(Chart and figure data)

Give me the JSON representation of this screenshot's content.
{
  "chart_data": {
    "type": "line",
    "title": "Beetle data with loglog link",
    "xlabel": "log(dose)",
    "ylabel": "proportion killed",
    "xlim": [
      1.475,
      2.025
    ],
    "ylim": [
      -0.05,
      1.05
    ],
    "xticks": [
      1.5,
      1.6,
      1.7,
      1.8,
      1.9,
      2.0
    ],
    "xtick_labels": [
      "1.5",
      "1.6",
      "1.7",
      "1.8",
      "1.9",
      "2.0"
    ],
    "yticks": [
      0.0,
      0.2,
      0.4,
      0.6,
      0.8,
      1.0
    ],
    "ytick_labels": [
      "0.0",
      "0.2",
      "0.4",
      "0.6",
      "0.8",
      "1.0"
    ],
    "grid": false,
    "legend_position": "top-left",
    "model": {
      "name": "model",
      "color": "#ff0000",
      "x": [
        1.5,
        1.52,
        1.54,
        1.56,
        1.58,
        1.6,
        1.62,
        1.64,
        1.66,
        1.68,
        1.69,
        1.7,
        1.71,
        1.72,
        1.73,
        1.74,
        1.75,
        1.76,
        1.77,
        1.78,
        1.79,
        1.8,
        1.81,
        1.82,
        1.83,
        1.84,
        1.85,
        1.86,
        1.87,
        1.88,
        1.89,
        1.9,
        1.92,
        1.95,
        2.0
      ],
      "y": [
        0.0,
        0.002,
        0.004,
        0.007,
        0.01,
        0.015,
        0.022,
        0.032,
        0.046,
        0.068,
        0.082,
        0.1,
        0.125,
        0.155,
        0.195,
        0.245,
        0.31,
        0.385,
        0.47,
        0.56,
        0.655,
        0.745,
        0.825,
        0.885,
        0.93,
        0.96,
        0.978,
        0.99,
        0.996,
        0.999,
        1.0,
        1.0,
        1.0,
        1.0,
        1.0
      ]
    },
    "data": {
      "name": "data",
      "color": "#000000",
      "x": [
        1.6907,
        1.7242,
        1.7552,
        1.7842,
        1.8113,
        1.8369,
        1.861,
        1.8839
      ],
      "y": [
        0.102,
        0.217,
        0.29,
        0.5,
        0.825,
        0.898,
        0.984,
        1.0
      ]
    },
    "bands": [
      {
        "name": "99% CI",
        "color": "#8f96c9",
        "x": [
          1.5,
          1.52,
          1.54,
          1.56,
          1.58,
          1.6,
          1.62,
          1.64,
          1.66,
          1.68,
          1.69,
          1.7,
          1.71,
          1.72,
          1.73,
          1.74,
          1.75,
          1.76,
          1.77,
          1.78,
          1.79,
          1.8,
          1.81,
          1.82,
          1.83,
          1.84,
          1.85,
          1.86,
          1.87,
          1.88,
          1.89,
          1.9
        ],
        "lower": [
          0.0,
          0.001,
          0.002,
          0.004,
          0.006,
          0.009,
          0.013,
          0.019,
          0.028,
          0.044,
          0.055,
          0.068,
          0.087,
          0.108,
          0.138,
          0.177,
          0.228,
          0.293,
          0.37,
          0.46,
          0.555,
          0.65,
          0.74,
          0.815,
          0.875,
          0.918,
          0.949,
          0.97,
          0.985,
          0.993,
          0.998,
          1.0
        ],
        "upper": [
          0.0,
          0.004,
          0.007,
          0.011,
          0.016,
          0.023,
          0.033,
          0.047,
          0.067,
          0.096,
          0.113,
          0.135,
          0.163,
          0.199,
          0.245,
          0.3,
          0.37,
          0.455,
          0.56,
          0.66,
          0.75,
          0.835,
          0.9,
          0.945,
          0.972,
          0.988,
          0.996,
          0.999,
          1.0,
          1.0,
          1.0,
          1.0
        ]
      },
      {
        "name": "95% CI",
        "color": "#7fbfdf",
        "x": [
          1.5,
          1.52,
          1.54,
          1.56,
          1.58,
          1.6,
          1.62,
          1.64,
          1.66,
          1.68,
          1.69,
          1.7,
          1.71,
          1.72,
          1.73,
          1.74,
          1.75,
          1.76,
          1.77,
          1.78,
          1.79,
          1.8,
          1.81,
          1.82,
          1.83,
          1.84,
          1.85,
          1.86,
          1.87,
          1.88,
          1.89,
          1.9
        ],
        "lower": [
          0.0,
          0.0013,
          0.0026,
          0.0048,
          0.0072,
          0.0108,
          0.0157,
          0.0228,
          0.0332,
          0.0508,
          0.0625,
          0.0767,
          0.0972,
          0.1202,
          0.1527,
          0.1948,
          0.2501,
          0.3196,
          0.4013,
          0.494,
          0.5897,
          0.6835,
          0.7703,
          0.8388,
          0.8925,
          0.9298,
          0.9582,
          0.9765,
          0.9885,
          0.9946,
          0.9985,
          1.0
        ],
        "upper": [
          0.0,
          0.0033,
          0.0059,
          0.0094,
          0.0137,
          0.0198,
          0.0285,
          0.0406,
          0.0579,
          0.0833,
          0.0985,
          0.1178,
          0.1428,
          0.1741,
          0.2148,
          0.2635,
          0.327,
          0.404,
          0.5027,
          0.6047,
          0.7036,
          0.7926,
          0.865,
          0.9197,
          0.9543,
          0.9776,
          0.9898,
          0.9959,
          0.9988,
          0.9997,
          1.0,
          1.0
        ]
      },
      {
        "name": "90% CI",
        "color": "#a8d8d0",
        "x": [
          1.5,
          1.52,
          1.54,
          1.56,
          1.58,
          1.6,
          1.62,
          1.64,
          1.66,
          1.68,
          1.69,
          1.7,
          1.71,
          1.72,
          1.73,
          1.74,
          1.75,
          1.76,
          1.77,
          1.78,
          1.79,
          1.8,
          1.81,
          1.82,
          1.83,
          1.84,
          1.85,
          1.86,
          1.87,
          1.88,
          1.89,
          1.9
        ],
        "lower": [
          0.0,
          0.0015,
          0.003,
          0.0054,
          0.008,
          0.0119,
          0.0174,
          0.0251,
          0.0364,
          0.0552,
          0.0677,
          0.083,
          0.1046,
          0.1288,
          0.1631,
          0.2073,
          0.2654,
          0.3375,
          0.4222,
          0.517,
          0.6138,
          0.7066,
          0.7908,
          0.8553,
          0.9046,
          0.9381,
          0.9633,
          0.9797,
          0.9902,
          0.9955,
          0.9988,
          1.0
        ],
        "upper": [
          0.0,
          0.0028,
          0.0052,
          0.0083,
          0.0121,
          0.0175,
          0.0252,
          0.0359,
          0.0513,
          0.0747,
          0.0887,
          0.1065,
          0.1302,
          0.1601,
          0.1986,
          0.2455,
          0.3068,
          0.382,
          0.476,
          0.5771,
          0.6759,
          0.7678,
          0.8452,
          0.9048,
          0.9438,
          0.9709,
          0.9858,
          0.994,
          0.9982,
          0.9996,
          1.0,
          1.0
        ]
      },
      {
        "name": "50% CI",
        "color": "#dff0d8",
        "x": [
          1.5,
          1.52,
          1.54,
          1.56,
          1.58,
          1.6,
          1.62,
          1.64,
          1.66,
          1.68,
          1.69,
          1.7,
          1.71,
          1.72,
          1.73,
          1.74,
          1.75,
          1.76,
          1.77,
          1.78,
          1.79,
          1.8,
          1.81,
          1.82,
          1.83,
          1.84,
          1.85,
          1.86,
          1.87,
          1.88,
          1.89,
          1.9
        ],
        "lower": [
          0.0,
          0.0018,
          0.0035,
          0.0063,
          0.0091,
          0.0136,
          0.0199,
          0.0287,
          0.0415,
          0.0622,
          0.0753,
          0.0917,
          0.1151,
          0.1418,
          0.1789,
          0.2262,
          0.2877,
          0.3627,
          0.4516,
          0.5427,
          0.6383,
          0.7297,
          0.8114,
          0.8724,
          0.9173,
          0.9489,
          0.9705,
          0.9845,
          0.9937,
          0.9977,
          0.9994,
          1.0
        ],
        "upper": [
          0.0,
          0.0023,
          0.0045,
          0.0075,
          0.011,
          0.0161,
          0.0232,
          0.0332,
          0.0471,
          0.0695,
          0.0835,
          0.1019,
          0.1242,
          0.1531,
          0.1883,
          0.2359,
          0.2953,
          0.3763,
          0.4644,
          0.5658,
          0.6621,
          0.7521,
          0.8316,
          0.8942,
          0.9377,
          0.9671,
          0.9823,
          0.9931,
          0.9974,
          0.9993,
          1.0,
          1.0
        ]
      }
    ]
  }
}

## Stated exercise
Count the lines that hold the string "name" and state that number alone.

## Answer for this exercise
6